§ **Input data**
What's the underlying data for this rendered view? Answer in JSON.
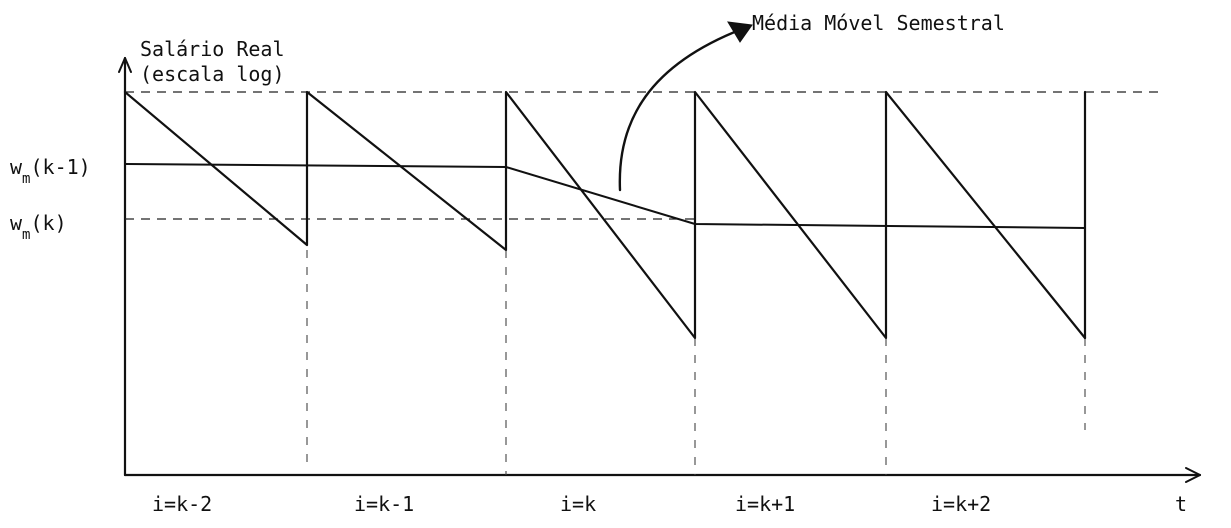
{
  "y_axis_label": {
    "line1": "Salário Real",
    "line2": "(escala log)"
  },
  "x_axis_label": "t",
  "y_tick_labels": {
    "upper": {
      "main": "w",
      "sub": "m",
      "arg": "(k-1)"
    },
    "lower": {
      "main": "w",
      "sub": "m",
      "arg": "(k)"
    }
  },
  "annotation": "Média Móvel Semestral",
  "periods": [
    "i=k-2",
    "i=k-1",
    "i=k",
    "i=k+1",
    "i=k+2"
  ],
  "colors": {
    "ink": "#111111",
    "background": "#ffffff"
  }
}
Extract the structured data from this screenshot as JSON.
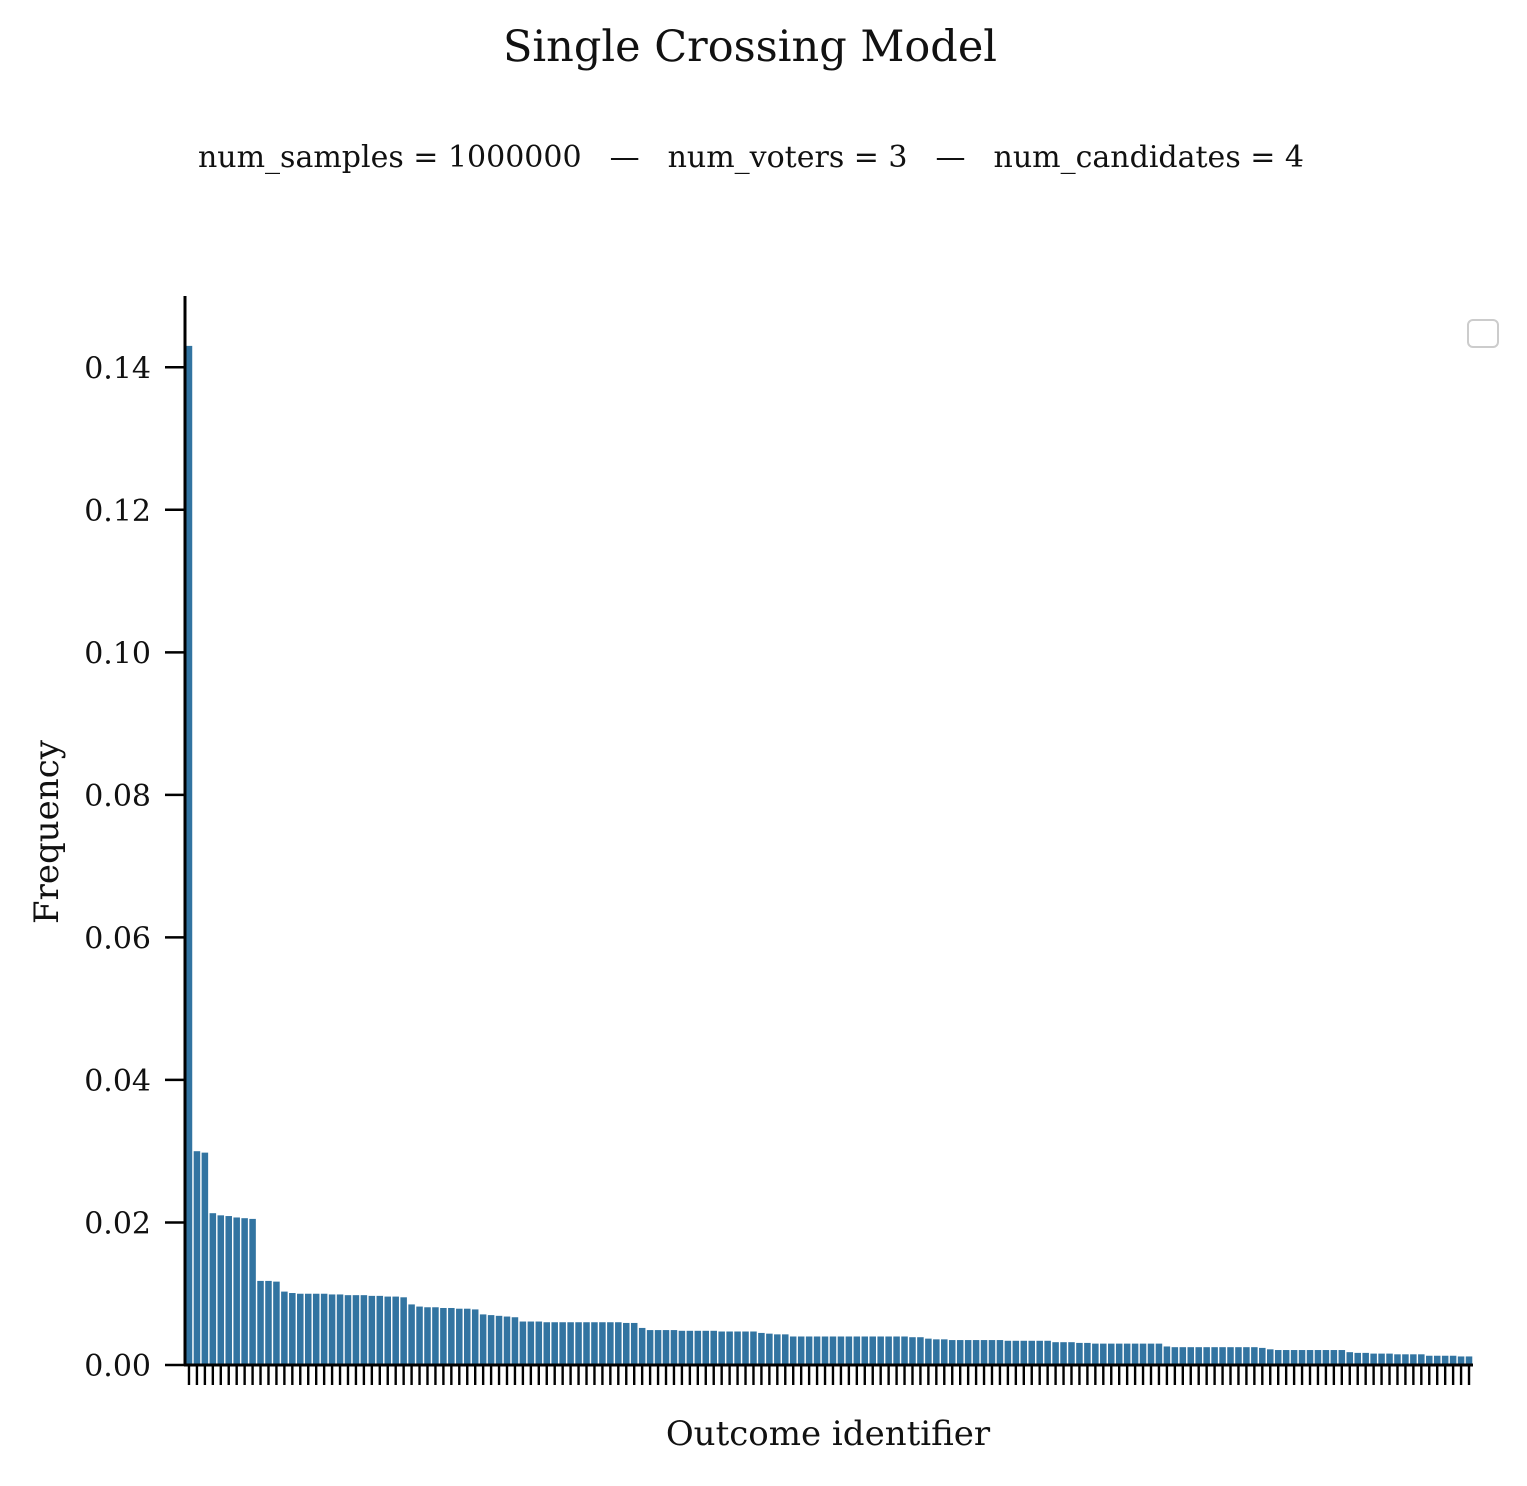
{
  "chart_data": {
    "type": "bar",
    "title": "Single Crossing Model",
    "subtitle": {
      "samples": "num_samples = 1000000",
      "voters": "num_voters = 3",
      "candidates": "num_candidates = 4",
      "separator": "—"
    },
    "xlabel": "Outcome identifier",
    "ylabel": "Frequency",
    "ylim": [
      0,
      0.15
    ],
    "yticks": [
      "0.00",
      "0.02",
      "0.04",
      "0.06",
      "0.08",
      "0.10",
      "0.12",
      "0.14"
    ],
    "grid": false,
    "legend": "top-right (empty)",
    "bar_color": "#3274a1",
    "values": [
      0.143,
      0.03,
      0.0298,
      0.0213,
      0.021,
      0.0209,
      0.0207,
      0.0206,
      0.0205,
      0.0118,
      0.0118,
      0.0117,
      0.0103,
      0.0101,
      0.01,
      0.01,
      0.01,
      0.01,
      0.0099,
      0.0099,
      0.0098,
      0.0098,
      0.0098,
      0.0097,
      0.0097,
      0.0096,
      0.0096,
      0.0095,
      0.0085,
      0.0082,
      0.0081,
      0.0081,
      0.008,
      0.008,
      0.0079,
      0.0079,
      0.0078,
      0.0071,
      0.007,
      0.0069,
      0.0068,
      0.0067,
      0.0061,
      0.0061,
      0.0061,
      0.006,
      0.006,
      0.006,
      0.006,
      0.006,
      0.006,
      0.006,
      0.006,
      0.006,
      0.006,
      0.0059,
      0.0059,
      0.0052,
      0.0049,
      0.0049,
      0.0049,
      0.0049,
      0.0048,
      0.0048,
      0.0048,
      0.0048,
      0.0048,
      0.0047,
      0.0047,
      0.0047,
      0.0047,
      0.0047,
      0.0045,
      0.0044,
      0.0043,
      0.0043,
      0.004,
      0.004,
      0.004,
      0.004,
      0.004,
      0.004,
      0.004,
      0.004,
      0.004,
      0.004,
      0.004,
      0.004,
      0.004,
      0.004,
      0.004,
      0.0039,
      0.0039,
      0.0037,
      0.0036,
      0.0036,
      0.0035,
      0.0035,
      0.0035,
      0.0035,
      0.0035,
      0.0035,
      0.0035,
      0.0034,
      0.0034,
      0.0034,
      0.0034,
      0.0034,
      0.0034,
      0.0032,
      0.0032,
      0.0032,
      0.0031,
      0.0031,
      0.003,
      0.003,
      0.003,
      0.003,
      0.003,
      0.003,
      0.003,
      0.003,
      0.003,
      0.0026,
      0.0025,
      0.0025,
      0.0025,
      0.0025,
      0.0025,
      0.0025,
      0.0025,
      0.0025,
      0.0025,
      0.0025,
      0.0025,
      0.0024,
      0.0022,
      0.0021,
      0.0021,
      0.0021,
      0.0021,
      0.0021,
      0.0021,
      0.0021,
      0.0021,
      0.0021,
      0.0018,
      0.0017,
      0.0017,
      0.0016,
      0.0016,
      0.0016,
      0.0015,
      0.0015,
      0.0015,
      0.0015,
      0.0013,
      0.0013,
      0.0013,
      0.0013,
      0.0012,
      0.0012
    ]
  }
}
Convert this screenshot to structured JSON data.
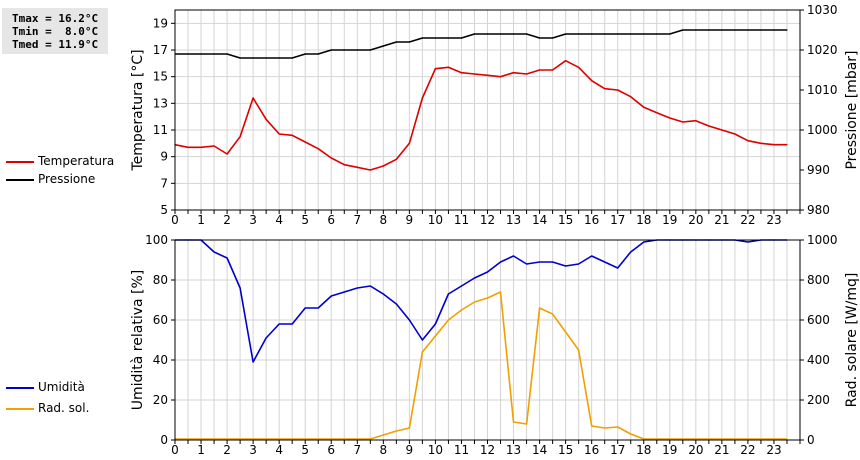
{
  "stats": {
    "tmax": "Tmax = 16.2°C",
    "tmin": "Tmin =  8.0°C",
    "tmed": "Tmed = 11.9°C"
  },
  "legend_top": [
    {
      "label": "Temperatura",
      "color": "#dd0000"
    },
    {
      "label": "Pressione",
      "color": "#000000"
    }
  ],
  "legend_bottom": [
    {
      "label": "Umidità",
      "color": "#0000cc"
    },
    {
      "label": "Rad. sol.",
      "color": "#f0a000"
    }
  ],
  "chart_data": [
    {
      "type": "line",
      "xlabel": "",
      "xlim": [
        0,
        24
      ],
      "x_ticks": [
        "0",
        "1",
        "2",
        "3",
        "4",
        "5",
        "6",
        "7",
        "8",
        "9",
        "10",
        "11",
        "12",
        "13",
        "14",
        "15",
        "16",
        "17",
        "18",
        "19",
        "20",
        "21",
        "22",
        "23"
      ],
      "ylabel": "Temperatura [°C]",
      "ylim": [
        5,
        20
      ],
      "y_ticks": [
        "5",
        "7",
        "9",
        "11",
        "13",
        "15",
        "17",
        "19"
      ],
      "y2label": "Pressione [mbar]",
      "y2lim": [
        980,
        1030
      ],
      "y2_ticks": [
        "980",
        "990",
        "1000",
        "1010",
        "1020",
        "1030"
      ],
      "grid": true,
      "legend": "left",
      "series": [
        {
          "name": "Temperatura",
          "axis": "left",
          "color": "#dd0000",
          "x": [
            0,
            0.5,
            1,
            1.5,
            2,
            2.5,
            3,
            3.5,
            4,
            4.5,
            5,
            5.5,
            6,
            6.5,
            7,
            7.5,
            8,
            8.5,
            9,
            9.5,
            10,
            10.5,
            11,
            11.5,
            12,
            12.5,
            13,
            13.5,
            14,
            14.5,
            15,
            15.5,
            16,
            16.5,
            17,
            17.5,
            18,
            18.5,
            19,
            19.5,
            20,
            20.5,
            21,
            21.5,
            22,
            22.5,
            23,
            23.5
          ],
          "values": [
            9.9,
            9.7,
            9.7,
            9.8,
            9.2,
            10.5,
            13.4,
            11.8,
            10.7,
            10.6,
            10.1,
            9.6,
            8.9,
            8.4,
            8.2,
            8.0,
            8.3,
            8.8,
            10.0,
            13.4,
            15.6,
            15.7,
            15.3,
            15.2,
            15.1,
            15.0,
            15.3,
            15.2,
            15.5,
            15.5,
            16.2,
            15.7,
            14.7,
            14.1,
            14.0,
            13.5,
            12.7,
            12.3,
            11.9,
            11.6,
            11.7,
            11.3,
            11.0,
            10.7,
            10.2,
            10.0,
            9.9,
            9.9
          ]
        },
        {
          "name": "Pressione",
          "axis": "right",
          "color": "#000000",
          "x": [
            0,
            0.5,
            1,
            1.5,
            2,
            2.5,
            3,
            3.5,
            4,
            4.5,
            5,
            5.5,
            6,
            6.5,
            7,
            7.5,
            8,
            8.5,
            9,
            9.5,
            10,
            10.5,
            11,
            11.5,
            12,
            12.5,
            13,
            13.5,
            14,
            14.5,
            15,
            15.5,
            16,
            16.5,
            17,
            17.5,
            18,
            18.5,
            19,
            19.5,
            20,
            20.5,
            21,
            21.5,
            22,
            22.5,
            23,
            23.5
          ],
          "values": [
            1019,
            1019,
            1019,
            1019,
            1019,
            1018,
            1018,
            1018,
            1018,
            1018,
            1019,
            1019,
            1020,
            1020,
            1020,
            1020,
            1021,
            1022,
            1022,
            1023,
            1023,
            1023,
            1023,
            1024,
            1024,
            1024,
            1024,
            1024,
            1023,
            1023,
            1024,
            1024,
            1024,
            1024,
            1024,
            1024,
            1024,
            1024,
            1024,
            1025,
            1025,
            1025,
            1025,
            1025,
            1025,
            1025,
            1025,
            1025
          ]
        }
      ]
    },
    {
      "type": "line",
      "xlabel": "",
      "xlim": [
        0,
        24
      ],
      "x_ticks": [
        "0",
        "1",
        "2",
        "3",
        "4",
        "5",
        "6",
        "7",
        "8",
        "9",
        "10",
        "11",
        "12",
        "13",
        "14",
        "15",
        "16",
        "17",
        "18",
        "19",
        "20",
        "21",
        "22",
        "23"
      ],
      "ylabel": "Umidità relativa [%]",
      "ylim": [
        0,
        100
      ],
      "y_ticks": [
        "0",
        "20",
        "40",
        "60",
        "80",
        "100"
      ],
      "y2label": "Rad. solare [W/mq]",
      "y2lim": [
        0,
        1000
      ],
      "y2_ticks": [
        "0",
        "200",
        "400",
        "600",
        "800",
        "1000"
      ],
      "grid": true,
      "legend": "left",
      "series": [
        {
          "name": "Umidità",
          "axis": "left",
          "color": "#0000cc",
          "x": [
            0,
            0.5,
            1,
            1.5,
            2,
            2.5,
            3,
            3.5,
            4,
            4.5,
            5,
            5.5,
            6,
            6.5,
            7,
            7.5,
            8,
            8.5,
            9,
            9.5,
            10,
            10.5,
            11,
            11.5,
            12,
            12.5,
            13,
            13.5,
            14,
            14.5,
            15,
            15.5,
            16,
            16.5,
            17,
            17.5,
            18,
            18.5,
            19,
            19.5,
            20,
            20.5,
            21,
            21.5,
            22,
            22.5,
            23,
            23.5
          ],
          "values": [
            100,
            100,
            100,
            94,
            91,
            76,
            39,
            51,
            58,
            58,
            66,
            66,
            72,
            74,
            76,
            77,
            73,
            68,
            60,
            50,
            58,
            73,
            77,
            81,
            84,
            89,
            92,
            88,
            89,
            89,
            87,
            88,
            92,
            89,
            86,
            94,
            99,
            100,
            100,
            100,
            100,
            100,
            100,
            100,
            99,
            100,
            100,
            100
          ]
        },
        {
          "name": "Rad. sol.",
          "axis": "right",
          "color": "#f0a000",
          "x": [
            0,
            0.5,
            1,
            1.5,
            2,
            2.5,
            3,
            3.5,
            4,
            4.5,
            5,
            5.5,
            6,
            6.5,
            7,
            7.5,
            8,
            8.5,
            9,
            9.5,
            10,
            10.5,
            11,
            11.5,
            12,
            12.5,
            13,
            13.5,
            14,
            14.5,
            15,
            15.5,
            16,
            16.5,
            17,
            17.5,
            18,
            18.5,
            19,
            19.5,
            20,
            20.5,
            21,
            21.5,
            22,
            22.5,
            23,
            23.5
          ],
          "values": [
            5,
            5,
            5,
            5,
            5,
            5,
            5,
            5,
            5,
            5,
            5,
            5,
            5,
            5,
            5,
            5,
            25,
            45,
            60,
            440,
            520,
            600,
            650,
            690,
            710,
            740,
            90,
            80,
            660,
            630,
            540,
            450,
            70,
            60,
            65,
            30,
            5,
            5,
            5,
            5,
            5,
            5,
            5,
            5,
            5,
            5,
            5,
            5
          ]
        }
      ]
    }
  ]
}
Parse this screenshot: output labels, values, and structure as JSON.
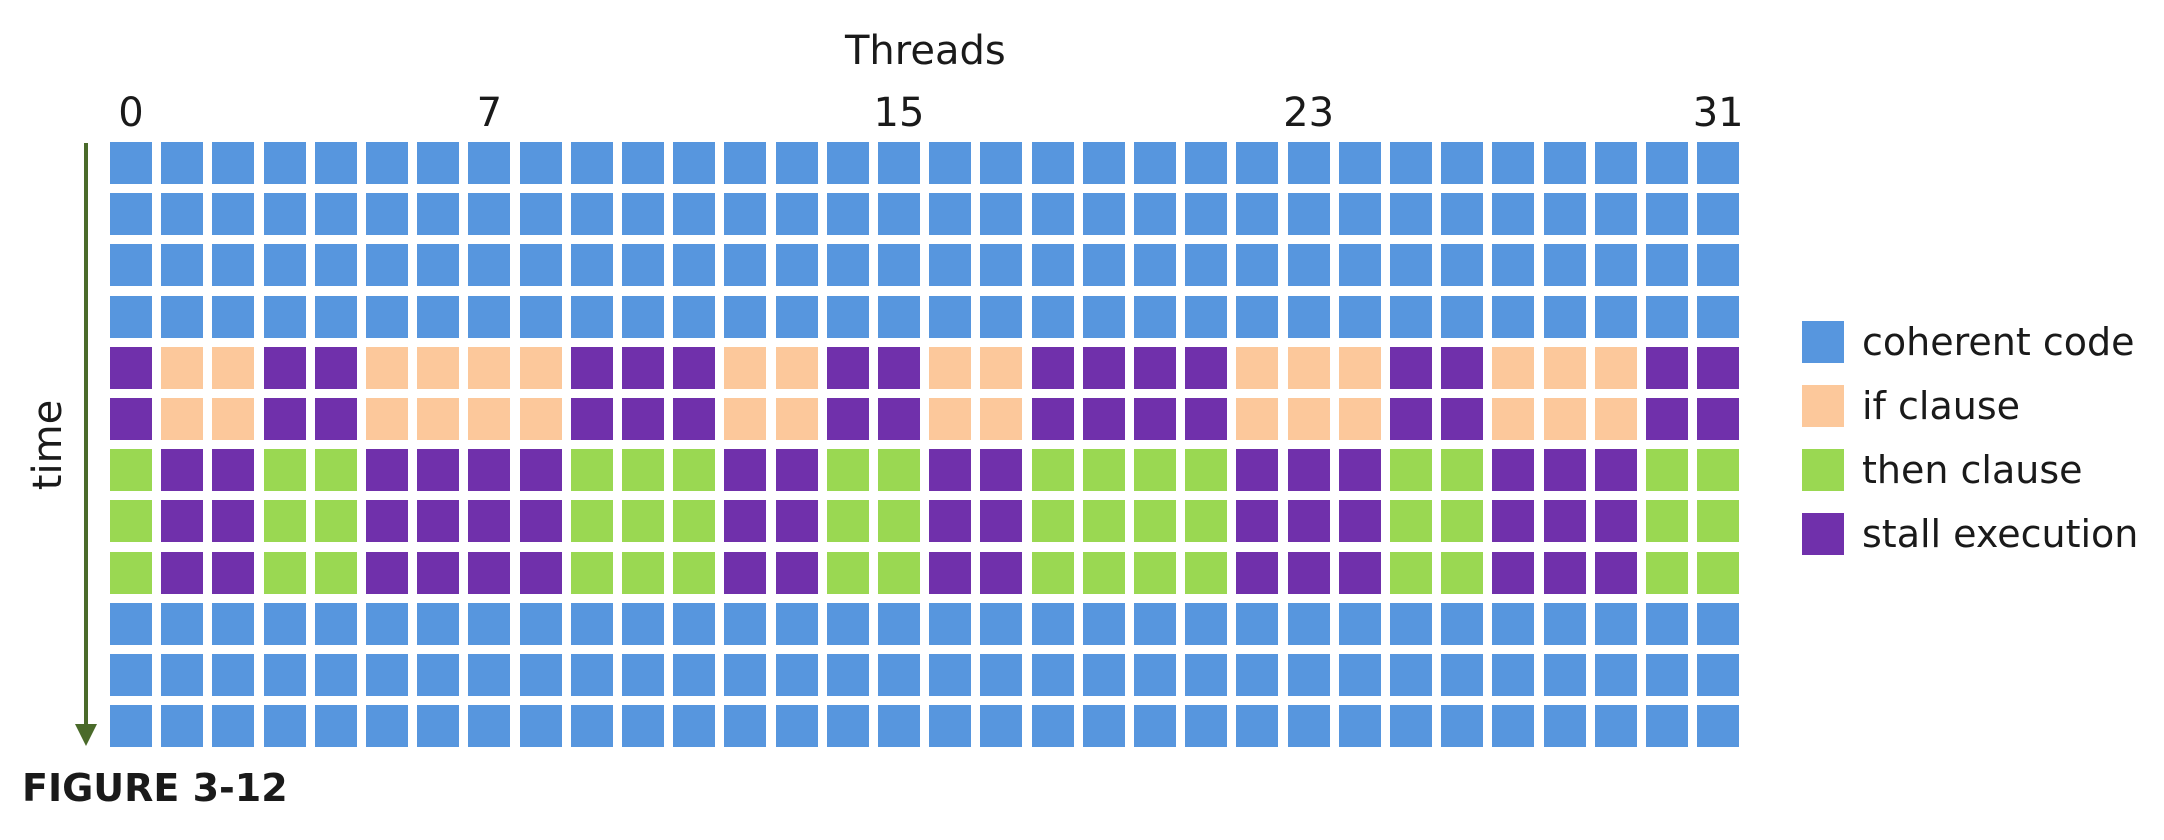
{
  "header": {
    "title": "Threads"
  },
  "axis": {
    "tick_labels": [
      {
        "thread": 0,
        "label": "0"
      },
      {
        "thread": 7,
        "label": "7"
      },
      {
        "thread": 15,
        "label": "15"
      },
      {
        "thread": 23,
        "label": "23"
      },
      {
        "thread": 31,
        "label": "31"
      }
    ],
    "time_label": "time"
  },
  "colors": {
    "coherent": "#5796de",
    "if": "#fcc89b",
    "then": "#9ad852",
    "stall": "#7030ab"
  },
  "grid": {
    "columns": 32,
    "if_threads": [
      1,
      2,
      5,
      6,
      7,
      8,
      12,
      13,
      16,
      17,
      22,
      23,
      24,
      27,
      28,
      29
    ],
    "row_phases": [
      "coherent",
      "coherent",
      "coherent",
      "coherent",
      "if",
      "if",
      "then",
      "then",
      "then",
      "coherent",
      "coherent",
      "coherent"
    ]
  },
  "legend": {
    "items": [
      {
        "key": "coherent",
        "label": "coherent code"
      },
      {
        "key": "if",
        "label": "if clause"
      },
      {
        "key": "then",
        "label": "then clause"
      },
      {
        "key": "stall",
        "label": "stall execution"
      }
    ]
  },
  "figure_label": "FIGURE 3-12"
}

§ **Problem details**
Collect every line with the string "Umidità" from the records, and copy each.

§ **Solution for this problem**
      "label": "Umidità",
      "ylabel": "Umidità relativa [%]",
          "name": "Umidità",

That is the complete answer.